Task brief: Search the material for the string "Location", then report how many lines hold it, with no other text.

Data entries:

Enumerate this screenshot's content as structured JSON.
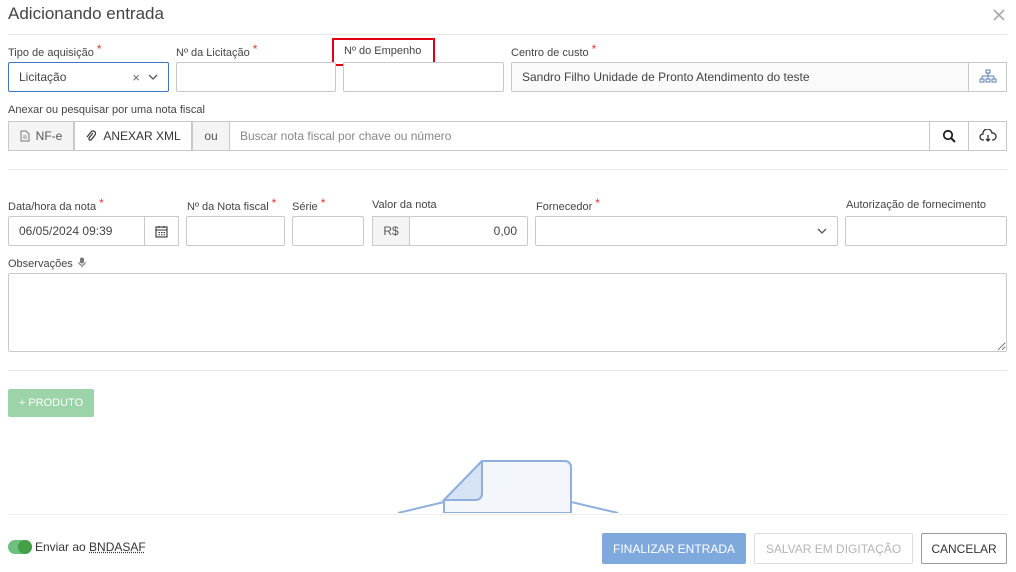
{
  "dialog": {
    "title": "Adicionando entrada",
    "close_icon": "close-icon"
  },
  "row1": {
    "tipo_aquisicao": {
      "label": "Tipo de aquisição",
      "required": "*",
      "value": "Licitação",
      "clear": "×"
    },
    "num_licitacao": {
      "label": "Nº da Licitação",
      "required": "*",
      "value": ""
    },
    "num_empenho": {
      "label": "Nº do Empenho",
      "value": ""
    },
    "centro_custo": {
      "label": "Centro de custo",
      "required": "*",
      "value": "Sandro Filho Unidade de Pronto Atendimento do teste",
      "icon": "sitemap-icon"
    }
  },
  "anexar": {
    "label": "Anexar ou pesquisar por uma nota fiscal",
    "nfe_label": "NF-e",
    "anexar_xml_label": "ANEXAR XML",
    "ou_label": "ou",
    "search_placeholder": "Buscar nota fiscal por chave ou número",
    "search_icon": "search-icon",
    "download_icon": "cloud-download-icon"
  },
  "row2": {
    "data_hora": {
      "label": "Data/hora da nota",
      "required": "*",
      "value": "06/05/2024 09:39"
    },
    "num_nota": {
      "label": "Nº da Nota fiscal",
      "required": "*",
      "value": ""
    },
    "serie": {
      "label": "Série",
      "required": "*",
      "value": ""
    },
    "valor": {
      "label": "Valor da nota",
      "currency": "R$",
      "value": "0,00"
    },
    "fornecedor": {
      "label": "Fornecedor",
      "required": "*",
      "value": ""
    },
    "autorizacao": {
      "label": "Autorização de fornecimento",
      "value": ""
    }
  },
  "observacoes": {
    "label": "Observações",
    "value": ""
  },
  "produto_button": "+ PRODUTO",
  "footer": {
    "toggle_prefix": "Enviar ao ",
    "toggle_suffix": "BNDASAF",
    "finalizar": "FINALIZAR ENTRADA",
    "salvar": "SALVAR EM DIGITAÇÃO",
    "cancelar": "CANCELAR"
  },
  "colors": {
    "accent": "#3b75c3",
    "primary_button": "#7fa8dc",
    "produto_button": "#9dd3a8",
    "required": "#e53935",
    "highlight": "#e3000f"
  }
}
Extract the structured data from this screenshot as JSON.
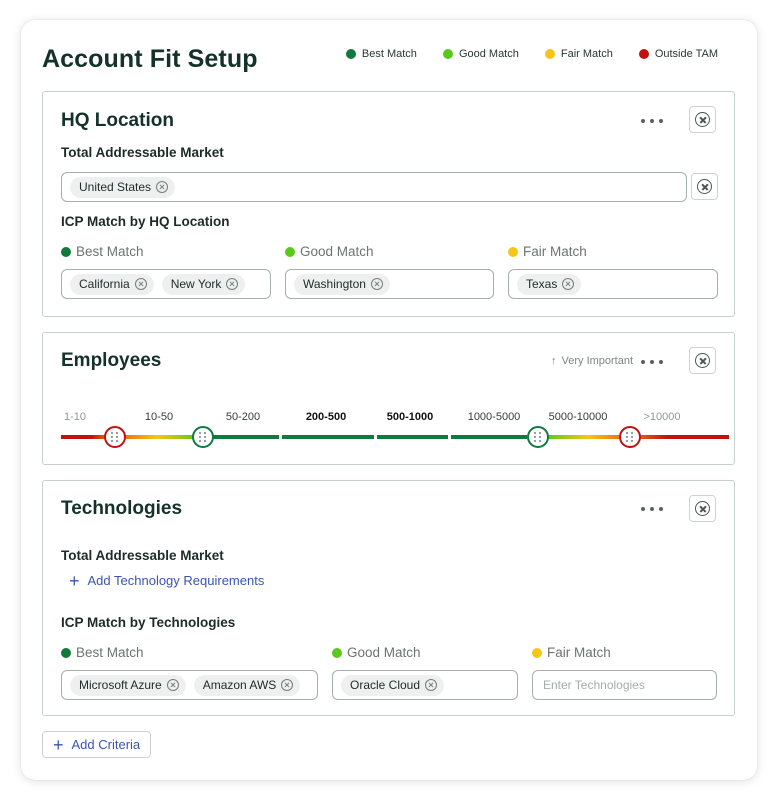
{
  "page": {
    "title": "Account Fit Setup",
    "legend": [
      {
        "label": "Best Match",
        "color": "#0f7a3c"
      },
      {
        "label": "Good Match",
        "color": "#5ac91c"
      },
      {
        "label": "Fair Match",
        "color": "#f5c518"
      },
      {
        "label": "Outside TAM",
        "color": "#c0130f"
      }
    ]
  },
  "hq": {
    "title": "HQ Location",
    "tam_label": "Total Addressable Market",
    "tam_chips": [
      "United States"
    ],
    "icp_label": "ICP Match by HQ Location",
    "groups": [
      {
        "label": "Best Match",
        "color": "#0f7a3c",
        "chips": [
          "California",
          "New York"
        ]
      },
      {
        "label": "Good Match",
        "color": "#5ac91c",
        "chips": [
          "Washington"
        ]
      },
      {
        "label": "Fair Match",
        "color": "#f5c518",
        "chips": [
          "Texas"
        ]
      }
    ]
  },
  "employees": {
    "title": "Employees",
    "importance": "Very Important",
    "importance_icon": "arrow-up-icon",
    "ranges": [
      "1-10",
      "10-50",
      "50-200",
      "200-500",
      "500-1000",
      "1000-5000",
      "5000-10000",
      ">10000"
    ]
  },
  "tech": {
    "title": "Technologies",
    "tam_label": "Total Addressable Market",
    "add_link": "Add Technology Requirements",
    "icp_label": "ICP Match by Technologies",
    "groups": [
      {
        "label": "Best Match",
        "color": "#0f7a3c",
        "chips": [
          "Microsoft Azure",
          "Amazon AWS"
        ]
      },
      {
        "label": "Good Match",
        "color": "#5ac91c",
        "chips": [
          "Oracle Cloud"
        ]
      },
      {
        "label": "Fair Match",
        "color": "#f5c518",
        "chips": [],
        "placeholder": "Enter Technologies"
      }
    ]
  },
  "add_criteria": "Add Criteria"
}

Solution to this problem: 2